__Given problem__.
Restate the complete material exactly.
* BEGIN Record set *
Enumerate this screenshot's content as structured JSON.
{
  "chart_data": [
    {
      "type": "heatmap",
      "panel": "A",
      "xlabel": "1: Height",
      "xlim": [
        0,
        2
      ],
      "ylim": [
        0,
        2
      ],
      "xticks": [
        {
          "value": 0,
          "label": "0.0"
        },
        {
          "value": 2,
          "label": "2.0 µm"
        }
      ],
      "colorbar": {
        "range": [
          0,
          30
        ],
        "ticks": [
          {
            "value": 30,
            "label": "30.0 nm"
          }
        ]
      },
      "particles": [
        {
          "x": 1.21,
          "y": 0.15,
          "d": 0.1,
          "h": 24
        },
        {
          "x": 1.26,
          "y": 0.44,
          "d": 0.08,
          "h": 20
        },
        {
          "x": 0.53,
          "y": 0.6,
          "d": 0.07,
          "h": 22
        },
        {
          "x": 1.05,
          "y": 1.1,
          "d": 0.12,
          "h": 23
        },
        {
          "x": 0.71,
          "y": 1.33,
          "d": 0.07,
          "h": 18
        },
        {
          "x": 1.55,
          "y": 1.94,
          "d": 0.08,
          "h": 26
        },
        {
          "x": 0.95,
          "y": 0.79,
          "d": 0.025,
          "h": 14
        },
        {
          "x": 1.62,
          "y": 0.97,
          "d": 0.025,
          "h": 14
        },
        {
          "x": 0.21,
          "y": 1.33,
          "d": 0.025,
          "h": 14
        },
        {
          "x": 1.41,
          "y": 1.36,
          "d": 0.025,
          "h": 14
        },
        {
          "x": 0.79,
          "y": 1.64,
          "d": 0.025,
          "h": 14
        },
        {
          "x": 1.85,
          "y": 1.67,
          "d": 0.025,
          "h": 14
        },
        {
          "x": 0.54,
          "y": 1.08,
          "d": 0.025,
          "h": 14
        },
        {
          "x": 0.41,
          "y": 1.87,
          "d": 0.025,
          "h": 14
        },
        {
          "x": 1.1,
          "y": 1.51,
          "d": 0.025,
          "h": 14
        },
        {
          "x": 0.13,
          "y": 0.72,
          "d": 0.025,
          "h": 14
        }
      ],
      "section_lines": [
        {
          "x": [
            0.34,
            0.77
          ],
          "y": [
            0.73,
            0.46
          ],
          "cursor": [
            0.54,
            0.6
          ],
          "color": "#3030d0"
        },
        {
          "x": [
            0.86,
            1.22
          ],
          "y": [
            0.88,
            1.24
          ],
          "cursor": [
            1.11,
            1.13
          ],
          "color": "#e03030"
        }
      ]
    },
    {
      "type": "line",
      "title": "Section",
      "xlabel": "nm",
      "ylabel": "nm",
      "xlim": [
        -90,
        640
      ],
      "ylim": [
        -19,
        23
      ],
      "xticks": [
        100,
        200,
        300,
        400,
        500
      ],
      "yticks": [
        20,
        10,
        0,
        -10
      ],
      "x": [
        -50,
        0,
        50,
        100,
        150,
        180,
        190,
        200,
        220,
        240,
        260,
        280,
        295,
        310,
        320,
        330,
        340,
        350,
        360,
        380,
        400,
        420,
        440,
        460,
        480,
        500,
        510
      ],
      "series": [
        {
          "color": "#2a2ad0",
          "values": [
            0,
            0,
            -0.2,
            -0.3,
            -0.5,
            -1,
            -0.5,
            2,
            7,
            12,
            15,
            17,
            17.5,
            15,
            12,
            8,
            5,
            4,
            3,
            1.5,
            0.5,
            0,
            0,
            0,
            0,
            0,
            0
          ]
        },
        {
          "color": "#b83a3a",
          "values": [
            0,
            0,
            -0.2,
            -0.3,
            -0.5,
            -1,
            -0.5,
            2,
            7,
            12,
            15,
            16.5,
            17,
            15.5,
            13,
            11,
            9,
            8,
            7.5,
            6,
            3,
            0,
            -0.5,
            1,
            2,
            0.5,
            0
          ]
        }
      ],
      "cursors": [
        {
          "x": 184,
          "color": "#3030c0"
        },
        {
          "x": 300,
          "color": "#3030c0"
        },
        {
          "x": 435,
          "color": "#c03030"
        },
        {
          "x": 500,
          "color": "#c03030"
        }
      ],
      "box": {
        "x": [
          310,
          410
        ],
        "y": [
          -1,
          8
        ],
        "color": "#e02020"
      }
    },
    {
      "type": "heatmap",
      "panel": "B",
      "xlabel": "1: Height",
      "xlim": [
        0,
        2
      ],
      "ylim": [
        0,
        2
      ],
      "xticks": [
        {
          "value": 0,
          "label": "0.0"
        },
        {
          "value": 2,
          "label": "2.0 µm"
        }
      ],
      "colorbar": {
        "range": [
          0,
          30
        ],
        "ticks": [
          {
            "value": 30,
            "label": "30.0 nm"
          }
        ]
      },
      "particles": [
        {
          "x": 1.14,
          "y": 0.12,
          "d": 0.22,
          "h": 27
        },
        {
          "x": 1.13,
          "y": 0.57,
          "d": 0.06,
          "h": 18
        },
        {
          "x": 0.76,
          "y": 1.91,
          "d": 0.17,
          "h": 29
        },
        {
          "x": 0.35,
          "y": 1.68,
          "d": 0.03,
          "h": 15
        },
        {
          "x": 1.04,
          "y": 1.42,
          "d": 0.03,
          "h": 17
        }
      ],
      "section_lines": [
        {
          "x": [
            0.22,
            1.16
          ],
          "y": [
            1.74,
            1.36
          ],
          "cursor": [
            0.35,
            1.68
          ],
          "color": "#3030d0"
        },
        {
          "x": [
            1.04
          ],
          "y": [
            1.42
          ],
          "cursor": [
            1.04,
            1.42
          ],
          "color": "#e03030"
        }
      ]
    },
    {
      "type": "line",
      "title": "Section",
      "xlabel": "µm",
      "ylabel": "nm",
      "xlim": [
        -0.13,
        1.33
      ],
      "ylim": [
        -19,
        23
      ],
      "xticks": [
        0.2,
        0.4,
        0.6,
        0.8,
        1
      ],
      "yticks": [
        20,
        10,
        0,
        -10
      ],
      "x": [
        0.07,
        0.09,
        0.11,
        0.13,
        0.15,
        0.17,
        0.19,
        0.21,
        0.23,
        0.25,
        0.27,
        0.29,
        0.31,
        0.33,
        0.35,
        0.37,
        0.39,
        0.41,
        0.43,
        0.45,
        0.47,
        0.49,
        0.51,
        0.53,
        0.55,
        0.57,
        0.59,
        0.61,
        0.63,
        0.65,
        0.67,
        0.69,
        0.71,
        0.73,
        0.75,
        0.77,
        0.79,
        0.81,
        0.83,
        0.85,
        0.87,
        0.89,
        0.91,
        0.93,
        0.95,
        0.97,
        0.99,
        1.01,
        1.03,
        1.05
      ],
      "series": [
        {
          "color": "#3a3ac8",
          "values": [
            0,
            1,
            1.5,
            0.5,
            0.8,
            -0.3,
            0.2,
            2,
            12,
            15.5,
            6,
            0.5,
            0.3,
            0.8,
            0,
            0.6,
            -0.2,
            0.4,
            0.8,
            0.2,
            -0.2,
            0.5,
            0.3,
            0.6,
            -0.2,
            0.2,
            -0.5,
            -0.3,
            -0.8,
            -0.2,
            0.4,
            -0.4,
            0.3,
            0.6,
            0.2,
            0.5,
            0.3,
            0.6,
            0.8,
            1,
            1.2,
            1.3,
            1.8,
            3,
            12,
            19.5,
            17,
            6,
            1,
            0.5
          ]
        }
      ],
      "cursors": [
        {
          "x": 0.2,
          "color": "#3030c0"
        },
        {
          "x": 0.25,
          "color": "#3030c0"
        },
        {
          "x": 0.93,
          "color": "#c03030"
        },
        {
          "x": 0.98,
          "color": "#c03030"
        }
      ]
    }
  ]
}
* END Record set *
__Written answer__.
Enumerate this screenshot's content as structured JSON.
{
  "chart_data": [
    {
      "type": "heatmap",
      "panel": "A",
      "xlabel": "1: Height",
      "xlim": [
        0,
        2
      ],
      "ylim": [
        0,
        2
      ],
      "xticks": [
        {
          "value": 0,
          "label": "0.0"
        },
        {
          "value": 2,
          "label": "2.0 µm"
        }
      ],
      "colorbar": {
        "range": [
          0,
          30
        ],
        "ticks": [
          {
            "value": 30,
            "label": "30.0 nm"
          }
        ]
      },
      "particles": [
        {
          "x": 1.21,
          "y": 0.15,
          "d": 0.1,
          "h": 24
        },
        {
          "x": 1.26,
          "y": 0.44,
          "d": 0.08,
          "h": 20
        },
        {
          "x": 0.53,
          "y": 0.6,
          "d": 0.07,
          "h": 22
        },
        {
          "x": 1.05,
          "y": 1.1,
          "d": 0.12,
          "h": 23
        },
        {
          "x": 0.71,
          "y": 1.33,
          "d": 0.07,
          "h": 18
        },
        {
          "x": 1.55,
          "y": 1.94,
          "d": 0.08,
          "h": 26
        },
        {
          "x": 0.95,
          "y": 0.79,
          "d": 0.025,
          "h": 14
        },
        {
          "x": 1.62,
          "y": 0.97,
          "d": 0.025,
          "h": 14
        },
        {
          "x": 0.21,
          "y": 1.33,
          "d": 0.025,
          "h": 14
        },
        {
          "x": 1.41,
          "y": 1.36,
          "d": 0.025,
          "h": 14
        },
        {
          "x": 0.79,
          "y": 1.64,
          "d": 0.025,
          "h": 14
        },
        {
          "x": 1.85,
          "y": 1.67,
          "d": 0.025,
          "h": 14
        },
        {
          "x": 0.54,
          "y": 1.08,
          "d": 0.025,
          "h": 14
        },
        {
          "x": 0.41,
          "y": 1.87,
          "d": 0.025,
          "h": 14
        },
        {
          "x": 1.1,
          "y": 1.51,
          "d": 0.025,
          "h": 14
        },
        {
          "x": 0.13,
          "y": 0.72,
          "d": 0.025,
          "h": 14
        }
      ],
      "section_lines": [
        {
          "x": [
            0.34,
            0.77
          ],
          "y": [
            0.73,
            0.46
          ],
          "cursor": [
            0.54,
            0.6
          ],
          "color": "#3030d0"
        },
        {
          "x": [
            0.86,
            1.22
          ],
          "y": [
            0.88,
            1.24
          ],
          "cursor": [
            1.11,
            1.13
          ],
          "color": "#e03030"
        }
      ]
    },
    {
      "type": "line",
      "title": "Section",
      "xlabel": "nm",
      "ylabel": "nm",
      "xlim": [
        -90,
        640
      ],
      "ylim": [
        -19,
        23
      ],
      "xticks": [
        100,
        200,
        300,
        400,
        500
      ],
      "yticks": [
        20,
        10,
        0,
        -10
      ],
      "x": [
        -50,
        0,
        50,
        100,
        150,
        180,
        190,
        200,
        220,
        240,
        260,
        280,
        295,
        310,
        320,
        330,
        340,
        350,
        360,
        380,
        400,
        420,
        440,
        460,
        480,
        500,
        510
      ],
      "series": [
        {
          "color": "#2a2ad0",
          "values": [
            0,
            0,
            -0.2,
            -0.3,
            -0.5,
            -1,
            -0.5,
            2,
            7,
            12,
            15,
            17,
            17.5,
            15,
            12,
            8,
            5,
            4,
            3,
            1.5,
            0.5,
            0,
            0,
            0,
            0,
            0,
            0
          ]
        },
        {
          "color": "#b83a3a",
          "values": [
            0,
            0,
            -0.2,
            -0.3,
            -0.5,
            -1,
            -0.5,
            2,
            7,
            12,
            15,
            16.5,
            17,
            15.5,
            13,
            11,
            9,
            8,
            7.5,
            6,
            3,
            0,
            -0.5,
            1,
            2,
            0.5,
            0
          ]
        }
      ],
      "cursors": [
        {
          "x": 184,
          "color": "#3030c0"
        },
        {
          "x": 300,
          "color": "#3030c0"
        },
        {
          "x": 435,
          "color": "#c03030"
        },
        {
          "x": 500,
          "color": "#c03030"
        }
      ],
      "box": {
        "x": [
          310,
          410
        ],
        "y": [
          -1,
          8
        ],
        "color": "#e02020"
      }
    },
    {
      "type": "heatmap",
      "panel": "B",
      "xlabel": "1: Height",
      "xlim": [
        0,
        2
      ],
      "ylim": [
        0,
        2
      ],
      "xticks": [
        {
          "value": 0,
          "label": "0.0"
        },
        {
          "value": 2,
          "label": "2.0 µm"
        }
      ],
      "colorbar": {
        "range": [
          0,
          30
        ],
        "ticks": [
          {
            "value": 30,
            "label": "30.0 nm"
          }
        ]
      },
      "particles": [
        {
          "x": 1.14,
          "y": 0.12,
          "d": 0.22,
          "h": 27
        },
        {
          "x": 1.13,
          "y": 0.57,
          "d": 0.06,
          "h": 18
        },
        {
          "x": 0.76,
          "y": 1.91,
          "d": 0.17,
          "h": 29
        },
        {
          "x": 0.35,
          "y": 1.68,
          "d": 0.03,
          "h": 15
        },
        {
          "x": 1.04,
          "y": 1.42,
          "d": 0.03,
          "h": 17
        }
      ],
      "section_lines": [
        {
          "x": [
            0.22,
            1.16
          ],
          "y": [
            1.74,
            1.36
          ],
          "cursor": [
            0.35,
            1.68
          ],
          "color": "#3030d0"
        },
        {
          "x": [
            1.04
          ],
          "y": [
            1.42
          ],
          "cursor": [
            1.04,
            1.42
          ],
          "color": "#e03030"
        }
      ]
    },
    {
      "type": "line",
      "title": "Section",
      "xlabel": "µm",
      "ylabel": "nm",
      "xlim": [
        -0.13,
        1.33
      ],
      "ylim": [
        -19,
        23
      ],
      "xticks": [
        0.2,
        0.4,
        0.6,
        0.8,
        1
      ],
      "yticks": [
        20,
        10,
        0,
        -10
      ],
      "x": [
        0.07,
        0.09,
        0.11,
        0.13,
        0.15,
        0.17,
        0.19,
        0.21,
        0.23,
        0.25,
        0.27,
        0.29,
        0.31,
        0.33,
        0.35,
        0.37,
        0.39,
        0.41,
        0.43,
        0.45,
        0.47,
        0.49,
        0.51,
        0.53,
        0.55,
        0.57,
        0.59,
        0.61,
        0.63,
        0.65,
        0.67,
        0.69,
        0.71,
        0.73,
        0.75,
        0.77,
        0.79,
        0.81,
        0.83,
        0.85,
        0.87,
        0.89,
        0.91,
        0.93,
        0.95,
        0.97,
        0.99,
        1.01,
        1.03,
        1.05
      ],
      "series": [
        {
          "color": "#3a3ac8",
          "values": [
            0,
            1,
            1.5,
            0.5,
            0.8,
            -0.3,
            0.2,
            2,
            12,
            15.5,
            6,
            0.5,
            0.3,
            0.8,
            0,
            0.6,
            -0.2,
            0.4,
            0.8,
            0.2,
            -0.2,
            0.5,
            0.3,
            0.6,
            -0.2,
            0.2,
            -0.5,
            -0.3,
            -0.8,
            -0.2,
            0.4,
            -0.4,
            0.3,
            0.6,
            0.2,
            0.5,
            0.3,
            0.6,
            0.8,
            1,
            1.2,
            1.3,
            1.8,
            3,
            12,
            19.5,
            17,
            6,
            1,
            0.5
          ]
        }
      ],
      "cursors": [
        {
          "x": 0.2,
          "color": "#3030c0"
        },
        {
          "x": 0.25,
          "color": "#3030c0"
        },
        {
          "x": 0.93,
          "color": "#c03030"
        },
        {
          "x": 0.98,
          "color": "#c03030"
        }
      ]
    }
  ]
}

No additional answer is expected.